▶ AIM
Print the entries verbatim, leaving out the images they contain.

▶ MATERIAL SUPPLIED
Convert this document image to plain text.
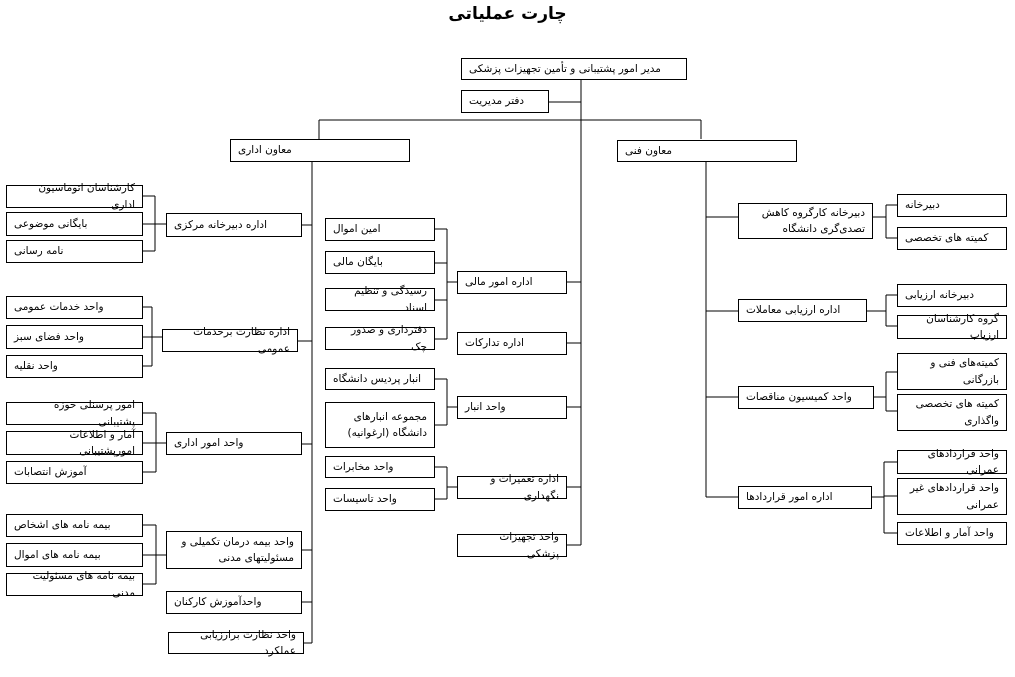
چارت عملیاتی
مدیر امور پشتیبانی و تأمین تجهیزات پزشکی
دفتر مدیریت
معاون اداری	معاون فنی
کارشناسان اتوماسیون اداری
بایگانی موضوعی
نامه رسانی
اداره دبیرخانه مرکزی
واحد خدمات عمومی
واحد فضای سبز
واحد نقلیه
اداره نظارت برخدمات عمومی
امور پرسنلی حوزه پشتیبانی
آمار و اطلاعات امورپشتیبانی
آموزش انتصابات
واحد امور اداری
بیمه نامه های اشخاص
بیمه نامه های اموال
بیمه نامه های مسئولیت مدنی
واحد بیمه درمان تکمیلی و مسئولیتهای مدنی
واحدآموزش کارکنان
واحد نظارت برارزیابی عملکرد
امین اموال
بایگان مالی
رسیدگی و تنظیم اسناد
دفترداری و صدور چک
اداره امور مالی
اداره تدارکات
انبار پردیس دانشگاه
مجموعه انبارهای دانشگاه (ارغوانیه)
واحد انبار
واحد مخابرات
واحد تاسیسات
اداره تعمیرات و نگهداری
واحد تجهیزات پزشکی
دبیرخانه کارگروه کاهش تصدی‌گری دانشگاه
دبیرخانه
کمیته های تخصصی
اداره ارزیابی معاملات
دبیرخانه ارزیابی
گروه کارشناسان ارزیاب
واحد کمیسیون مناقصات
کمیته‌های فنی و بازرگانی
کمیته های تخصصی واگذاری
اداره امور قراردادها
واحد قراردادهای عمرانی
واحد قراردادهای غیر عمرانی
واحد آمار و اطلاعات
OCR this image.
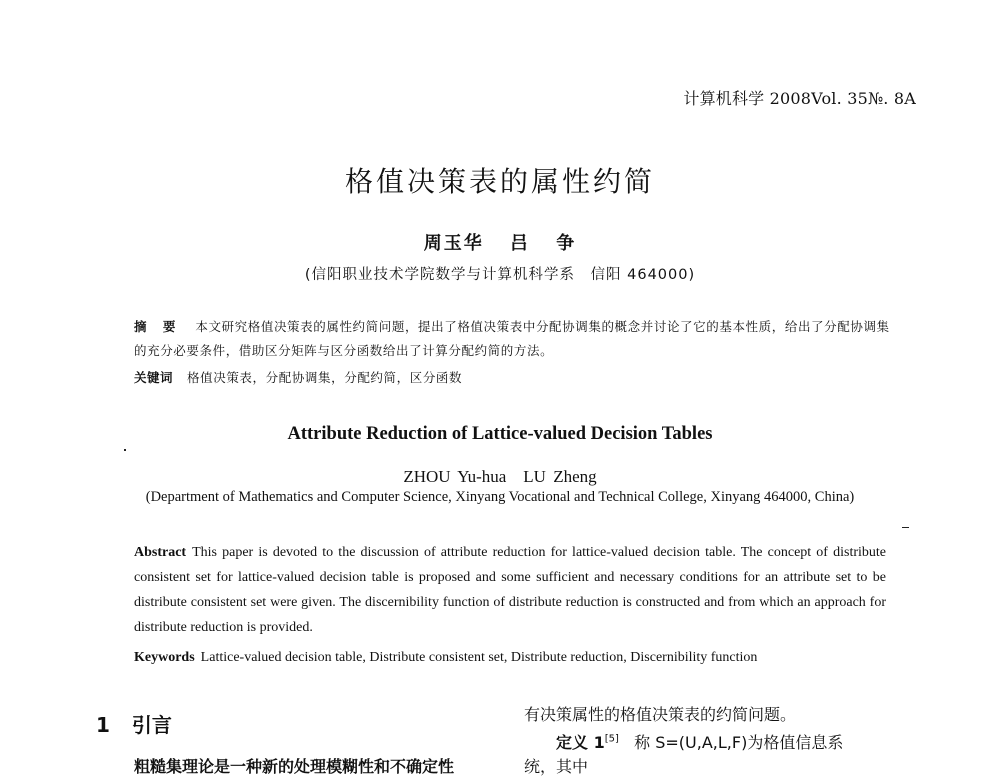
计算机科学 2008Vol. 35№. 8A
格值决策表的属性约简
周玉华 吕 争
(信阳职业技术学院数学与计算机科学系　信阳 464000)
摘 要 本文研究格值决策表的属性约简问题，提出了格值决策表中分配协调集的概念并讨论了它的基本性质，给出了分配协调集的充分必要条件，借助区分矩阵与区分函数给出了计算分配约简的方法。
关键词 格值决策表，分配协调集，分配约简，区分函数
Attribute Reduction of Lattice-valued Decision Tables
ZHOU Yu-hua　LU Zheng
(Department of Mathematics and Computer Science, Xinyang Vocational and Technical College, Xinyang 464000, China)
Abstract This paper is devoted to the discussion of attribute reduction for lattice-valued decision table. The concept of distribute consistent set for lattice-valued decision table is proposed and some sufficient and necessary conditions for an attribute set to be distribute consistent set were given. The discernibility function of distribute reduction is constructed and from which an approach for distribute reduction is provided.
Keywords Lattice-valued decision table, Distribute consistent set, Distribute reduction, Discernibility function
1 引言
粗糙集理论是一种新的处理模糊性和不确定性
有决策属性的格值决策表的约简问题。
定义 1[5] 称 S=(U,A,L,F)为格值信息系
统，其中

▶ PROBLEM SOLUTION
Convert this document image to plain text.
چارت عملیاتی
مدیر امور پشتیبانی و تأمین تجهیزات پزشکی
دفتر مدیریت
معاون اداری	معاون فنی
کارشناسان اتوماسیون اداری
بایگانی موضوعی
نامه رسانی
اداره دبیرخانه مرکزی
واحد خدمات عمومی
واحد فضای سبز
واحد نقلیه
اداره نظارت برخدمات عمومی
امور پرسنلی حوزه پشتیبانی
آمار و اطلاعات امورپشتیبانی
آموزش انتصابات
واحد امور اداری
بیمه نامه های اشخاص
بیمه نامه های اموال
بیمه نامه های مسئولیت مدنی
واحد بیمه درمان تکمیلی و مسئولیتهای مدنی
واحدآموزش کارکنان
واحد نظارت برارزیابی عملکرد
امین اموال
بایگان مالی
رسیدگی و تنظیم اسناد
دفترداری و صدور چک
اداره امور مالی
اداره تدارکات
انبار پردیس دانشگاه
مجموعه انبارهای دانشگاه (ارغوانیه)
واحد انبار
واحد مخابرات
واحد تاسیسات
اداره تعمیرات و نگهداری
واحد تجهیزات پزشکی
دبیرخانه کارگروه کاهش تصدی‌گری دانشگاه
دبیرخانه
کمیته های تخصصی
اداره ارزیابی معاملات
دبیرخانه ارزیابی
گروه کارشناسان ارزیاب
واحد کمیسیون مناقصات
کمیته‌های فنی و بازرگانی
کمیته های تخصصی واگذاری
اداره امور قراردادها
واحد قراردادهای عمرانی
واحد قراردادهای غیر عمرانی
واحد آمار و اطلاعات
OCR this image.
计算机科学 2008Vol. 35№. 8A
格值决策表的属性约简
周玉华 吕 争
(信阳职业技术学院数学与计算机科学系　信阳 464000)
摘 要 本文研究格值决策表的属性约简问题，提出了格值决策表中分配协调集的概念并讨论了它的基本性质，给出了分配协调集的充分必要条件，借助区分矩阵与区分函数给出了计算分配约简的方法。
关键词 格值决策表，分配协调集，分配约简，区分函数
Attribute Reduction of Lattice-valued Decision Tables
ZHOU Yu-hua　LU Zheng
(Department of Mathematics and Computer Science, Xinyang Vocational and Technical College, Xinyang 464000, China)
Abstract This paper is devoted to the discussion of attribute reduction for lattice-valued decision table. The concept of distribute consistent set for lattice-valued decision table is proposed and some sufficient and necessary conditions for an attribute set to be distribute consistent set were given. The discernibility function of distribute reduction is constructed and from which an approach for distribute reduction is provided.
Keywords Lattice-valued decision table, Distribute consistent set, Distribute reduction, Discernibility function
1 引言
粗糙集理论是一种新的处理模糊性和不确定性
有决策属性的格值决策表的约简问题。
定义 1[5] 称 S=(U,A,L,F)为格值信息系
统，其中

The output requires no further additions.